**WRITTEN INSTRUCTION:** Your task is to copy every line of this material exactly.

**********

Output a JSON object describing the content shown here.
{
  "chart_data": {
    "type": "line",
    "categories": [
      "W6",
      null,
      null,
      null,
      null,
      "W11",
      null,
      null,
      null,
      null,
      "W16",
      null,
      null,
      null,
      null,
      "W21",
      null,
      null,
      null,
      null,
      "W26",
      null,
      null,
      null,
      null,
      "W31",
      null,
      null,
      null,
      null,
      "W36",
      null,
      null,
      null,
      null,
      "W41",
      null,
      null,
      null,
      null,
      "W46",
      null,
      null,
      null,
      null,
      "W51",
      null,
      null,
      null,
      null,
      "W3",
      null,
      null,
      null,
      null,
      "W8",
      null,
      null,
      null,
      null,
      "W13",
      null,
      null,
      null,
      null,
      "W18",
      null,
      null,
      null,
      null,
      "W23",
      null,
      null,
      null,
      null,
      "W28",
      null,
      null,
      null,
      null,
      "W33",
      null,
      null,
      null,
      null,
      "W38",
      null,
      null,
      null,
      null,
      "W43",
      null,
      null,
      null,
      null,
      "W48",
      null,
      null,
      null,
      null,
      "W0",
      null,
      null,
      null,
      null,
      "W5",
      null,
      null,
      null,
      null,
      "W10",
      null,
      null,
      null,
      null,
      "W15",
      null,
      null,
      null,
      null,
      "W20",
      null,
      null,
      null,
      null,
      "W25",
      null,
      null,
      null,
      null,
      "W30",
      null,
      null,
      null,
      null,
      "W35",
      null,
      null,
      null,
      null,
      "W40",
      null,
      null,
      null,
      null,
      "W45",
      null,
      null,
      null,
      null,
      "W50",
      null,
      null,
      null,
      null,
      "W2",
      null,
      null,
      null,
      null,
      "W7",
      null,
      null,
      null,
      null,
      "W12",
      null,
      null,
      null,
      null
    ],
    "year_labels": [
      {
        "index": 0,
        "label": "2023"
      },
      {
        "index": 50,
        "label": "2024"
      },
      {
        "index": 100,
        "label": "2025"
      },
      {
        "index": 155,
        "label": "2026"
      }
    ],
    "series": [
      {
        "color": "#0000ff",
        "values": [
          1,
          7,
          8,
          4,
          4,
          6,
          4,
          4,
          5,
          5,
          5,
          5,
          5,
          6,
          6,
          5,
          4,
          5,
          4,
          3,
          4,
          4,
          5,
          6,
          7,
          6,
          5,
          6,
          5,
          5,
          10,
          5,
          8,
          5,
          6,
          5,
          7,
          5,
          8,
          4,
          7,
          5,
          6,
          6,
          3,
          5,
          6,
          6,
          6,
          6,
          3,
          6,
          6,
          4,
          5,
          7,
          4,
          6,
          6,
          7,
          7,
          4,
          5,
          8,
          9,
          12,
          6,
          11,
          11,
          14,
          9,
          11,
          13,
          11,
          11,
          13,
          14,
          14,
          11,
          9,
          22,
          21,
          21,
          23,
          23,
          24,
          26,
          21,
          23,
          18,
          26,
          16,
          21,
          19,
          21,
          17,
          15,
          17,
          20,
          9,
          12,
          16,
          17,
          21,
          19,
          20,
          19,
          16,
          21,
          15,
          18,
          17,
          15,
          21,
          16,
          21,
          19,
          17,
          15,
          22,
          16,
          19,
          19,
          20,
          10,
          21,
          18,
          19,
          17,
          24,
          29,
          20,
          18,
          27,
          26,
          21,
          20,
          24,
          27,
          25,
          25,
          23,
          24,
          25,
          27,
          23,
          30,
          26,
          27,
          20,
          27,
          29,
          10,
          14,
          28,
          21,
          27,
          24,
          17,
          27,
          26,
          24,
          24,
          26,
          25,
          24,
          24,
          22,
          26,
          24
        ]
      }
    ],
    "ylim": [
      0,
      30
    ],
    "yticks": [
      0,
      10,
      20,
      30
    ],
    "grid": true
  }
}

**********

**RESPONSE:**
Output a JSON object describing the content shown here.
{
  "chart_data": {
    "type": "line",
    "categories": [
      "W6",
      null,
      null,
      null,
      null,
      "W11",
      null,
      null,
      null,
      null,
      "W16",
      null,
      null,
      null,
      null,
      "W21",
      null,
      null,
      null,
      null,
      "W26",
      null,
      null,
      null,
      null,
      "W31",
      null,
      null,
      null,
      null,
      "W36",
      null,
      null,
      null,
      null,
      "W41",
      null,
      null,
      null,
      null,
      "W46",
      null,
      null,
      null,
      null,
      "W51",
      null,
      null,
      null,
      null,
      "W3",
      null,
      null,
      null,
      null,
      "W8",
      null,
      null,
      null,
      null,
      "W13",
      null,
      null,
      null,
      null,
      "W18",
      null,
      null,
      null,
      null,
      "W23",
      null,
      null,
      null,
      null,
      "W28",
      null,
      null,
      null,
      null,
      "W33",
      null,
      null,
      null,
      null,
      "W38",
      null,
      null,
      null,
      null,
      "W43",
      null,
      null,
      null,
      null,
      "W48",
      null,
      null,
      null,
      null,
      "W0",
      null,
      null,
      null,
      null,
      "W5",
      null,
      null,
      null,
      null,
      "W10",
      null,
      null,
      null,
      null,
      "W15",
      null,
      null,
      null,
      null,
      "W20",
      null,
      null,
      null,
      null,
      "W25",
      null,
      null,
      null,
      null,
      "W30",
      null,
      null,
      null,
      null,
      "W35",
      null,
      null,
      null,
      null,
      "W40",
      null,
      null,
      null,
      null,
      "W45",
      null,
      null,
      null,
      null,
      "W50",
      null,
      null,
      null,
      null,
      "W2",
      null,
      null,
      null,
      null,
      "W7",
      null,
      null,
      null,
      null,
      "W12",
      null,
      null,
      null,
      null
    ],
    "year_labels": [
      {
        "index": 0,
        "label": "2023"
      },
      {
        "index": 50,
        "label": "2024"
      },
      {
        "index": 100,
        "label": "2025"
      },
      {
        "index": 155,
        "label": "2026"
      }
    ],
    "series": [
      {
        "color": "#0000ff",
        "values": [
          1,
          7,
          8,
          4,
          4,
          6,
          4,
          4,
          5,
          5,
          5,
          5,
          5,
          6,
          6,
          5,
          4,
          5,
          4,
          3,
          4,
          4,
          5,
          6,
          7,
          6,
          5,
          6,
          5,
          5,
          10,
          5,
          8,
          5,
          6,
          5,
          7,
          5,
          8,
          4,
          7,
          5,
          6,
          6,
          3,
          5,
          6,
          6,
          6,
          6,
          3,
          6,
          6,
          4,
          5,
          7,
          4,
          6,
          6,
          7,
          7,
          4,
          5,
          8,
          9,
          12,
          6,
          11,
          11,
          14,
          9,
          11,
          13,
          11,
          11,
          13,
          14,
          14,
          11,
          9,
          22,
          21,
          21,
          23,
          23,
          24,
          26,
          21,
          23,
          18,
          26,
          16,
          21,
          19,
          21,
          17,
          15,
          17,
          20,
          9,
          12,
          16,
          17,
          21,
          19,
          20,
          19,
          16,
          21,
          15,
          18,
          17,
          15,
          21,
          16,
          21,
          19,
          17,
          15,
          22,
          16,
          19,
          19,
          20,
          10,
          21,
          18,
          19,
          17,
          24,
          29,
          20,
          18,
          27,
          26,
          21,
          20,
          24,
          27,
          25,
          25,
          23,
          24,
          25,
          27,
          23,
          30,
          26,
          27,
          20,
          27,
          29,
          10,
          14,
          28,
          21,
          27,
          24,
          17,
          27,
          26,
          24,
          24,
          26,
          25,
          24,
          24,
          22,
          26,
          24
        ]
      }
    ],
    "ylim": [
      0,
      30
    ],
    "yticks": [
      0,
      10,
      20,
      30
    ],
    "grid": true
  }
}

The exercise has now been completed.